◆ Short task
Your task is to copy every record exactly.

◆ The records
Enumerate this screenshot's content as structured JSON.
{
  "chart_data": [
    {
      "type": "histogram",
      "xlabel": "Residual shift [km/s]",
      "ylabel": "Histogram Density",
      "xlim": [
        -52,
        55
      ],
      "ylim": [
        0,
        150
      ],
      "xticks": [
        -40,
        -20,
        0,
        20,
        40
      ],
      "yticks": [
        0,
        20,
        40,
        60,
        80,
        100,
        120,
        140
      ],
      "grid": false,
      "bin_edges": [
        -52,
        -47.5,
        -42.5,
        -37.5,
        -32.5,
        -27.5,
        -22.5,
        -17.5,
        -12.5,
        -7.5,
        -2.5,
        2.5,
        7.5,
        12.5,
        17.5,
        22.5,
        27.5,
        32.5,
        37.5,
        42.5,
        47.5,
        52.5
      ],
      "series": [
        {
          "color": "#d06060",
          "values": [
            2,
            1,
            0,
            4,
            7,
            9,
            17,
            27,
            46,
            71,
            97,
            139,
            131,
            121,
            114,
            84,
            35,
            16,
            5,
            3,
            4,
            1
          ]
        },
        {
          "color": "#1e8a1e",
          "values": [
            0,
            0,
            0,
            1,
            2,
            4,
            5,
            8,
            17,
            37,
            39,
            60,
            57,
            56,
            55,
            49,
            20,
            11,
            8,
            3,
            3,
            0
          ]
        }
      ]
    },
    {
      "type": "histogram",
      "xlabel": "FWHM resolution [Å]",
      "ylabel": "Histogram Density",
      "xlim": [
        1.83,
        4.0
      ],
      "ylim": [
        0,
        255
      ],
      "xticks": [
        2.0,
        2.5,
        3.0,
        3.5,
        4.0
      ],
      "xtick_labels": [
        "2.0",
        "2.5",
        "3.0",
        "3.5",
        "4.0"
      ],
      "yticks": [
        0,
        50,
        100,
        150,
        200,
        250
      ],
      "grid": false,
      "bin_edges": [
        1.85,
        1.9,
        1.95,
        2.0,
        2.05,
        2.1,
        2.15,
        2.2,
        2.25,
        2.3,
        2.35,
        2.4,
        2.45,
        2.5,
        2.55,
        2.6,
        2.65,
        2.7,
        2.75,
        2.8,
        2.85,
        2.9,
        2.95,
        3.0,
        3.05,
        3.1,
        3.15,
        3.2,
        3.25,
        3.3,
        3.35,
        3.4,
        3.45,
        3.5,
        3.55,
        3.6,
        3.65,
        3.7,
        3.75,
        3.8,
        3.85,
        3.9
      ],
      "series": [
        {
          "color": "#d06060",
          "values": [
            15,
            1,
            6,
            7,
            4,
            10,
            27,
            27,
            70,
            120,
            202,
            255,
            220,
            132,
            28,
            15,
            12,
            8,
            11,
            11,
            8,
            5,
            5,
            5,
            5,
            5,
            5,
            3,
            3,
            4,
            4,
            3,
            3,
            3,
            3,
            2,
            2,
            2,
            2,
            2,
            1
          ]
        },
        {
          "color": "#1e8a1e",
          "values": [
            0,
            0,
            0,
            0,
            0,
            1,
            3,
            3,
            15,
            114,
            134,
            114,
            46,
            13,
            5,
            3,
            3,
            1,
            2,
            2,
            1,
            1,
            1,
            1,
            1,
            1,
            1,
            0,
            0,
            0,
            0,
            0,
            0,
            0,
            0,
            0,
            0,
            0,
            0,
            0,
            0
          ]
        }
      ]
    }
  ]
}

◆ Reply
Enumerate this screenshot's content as structured JSON.
{
  "chart_data": [
    {
      "type": "histogram",
      "xlabel": "Residual shift [km/s]",
      "ylabel": "Histogram Density",
      "xlim": [
        -52,
        55
      ],
      "ylim": [
        0,
        150
      ],
      "xticks": [
        -40,
        -20,
        0,
        20,
        40
      ],
      "yticks": [
        0,
        20,
        40,
        60,
        80,
        100,
        120,
        140
      ],
      "grid": false,
      "bin_edges": [
        -52,
        -47.5,
        -42.5,
        -37.5,
        -32.5,
        -27.5,
        -22.5,
        -17.5,
        -12.5,
        -7.5,
        -2.5,
        2.5,
        7.5,
        12.5,
        17.5,
        22.5,
        27.5,
        32.5,
        37.5,
        42.5,
        47.5,
        52.5
      ],
      "series": [
        {
          "color": "#d06060",
          "values": [
            2,
            1,
            0,
            4,
            7,
            9,
            17,
            27,
            46,
            71,
            97,
            139,
            131,
            121,
            114,
            84,
            35,
            16,
            5,
            3,
            4,
            1
          ]
        },
        {
          "color": "#1e8a1e",
          "values": [
            0,
            0,
            0,
            1,
            2,
            4,
            5,
            8,
            17,
            37,
            39,
            60,
            57,
            56,
            55,
            49,
            20,
            11,
            8,
            3,
            3,
            0
          ]
        }
      ]
    },
    {
      "type": "histogram",
      "xlabel": "FWHM resolution [Å]",
      "ylabel": "Histogram Density",
      "xlim": [
        1.83,
        4.0
      ],
      "ylim": [
        0,
        255
      ],
      "xticks": [
        2.0,
        2.5,
        3.0,
        3.5,
        4.0
      ],
      "xtick_labels": [
        "2.0",
        "2.5",
        "3.0",
        "3.5",
        "4.0"
      ],
      "yticks": [
        0,
        50,
        100,
        150,
        200,
        250
      ],
      "grid": false,
      "bin_edges": [
        1.85,
        1.9,
        1.95,
        2.0,
        2.05,
        2.1,
        2.15,
        2.2,
        2.25,
        2.3,
        2.35,
        2.4,
        2.45,
        2.5,
        2.55,
        2.6,
        2.65,
        2.7,
        2.75,
        2.8,
        2.85,
        2.9,
        2.95,
        3.0,
        3.05,
        3.1,
        3.15,
        3.2,
        3.25,
        3.3,
        3.35,
        3.4,
        3.45,
        3.5,
        3.55,
        3.6,
        3.65,
        3.7,
        3.75,
        3.8,
        3.85,
        3.9
      ],
      "series": [
        {
          "color": "#d06060",
          "values": [
            15,
            1,
            6,
            7,
            4,
            10,
            27,
            27,
            70,
            120,
            202,
            255,
            220,
            132,
            28,
            15,
            12,
            8,
            11,
            11,
            8,
            5,
            5,
            5,
            5,
            5,
            5,
            3,
            3,
            4,
            4,
            3,
            3,
            3,
            3,
            2,
            2,
            2,
            2,
            2,
            1
          ]
        },
        {
          "color": "#1e8a1e",
          "values": [
            0,
            0,
            0,
            0,
            0,
            1,
            3,
            3,
            15,
            114,
            134,
            114,
            46,
            13,
            5,
            3,
            3,
            1,
            2,
            2,
            1,
            1,
            1,
            1,
            1,
            1,
            1,
            0,
            0,
            0,
            0,
            0,
            0,
            0,
            0,
            0,
            0,
            0,
            0,
            0,
            0
          ]
        }
      ]
    }
  ]
}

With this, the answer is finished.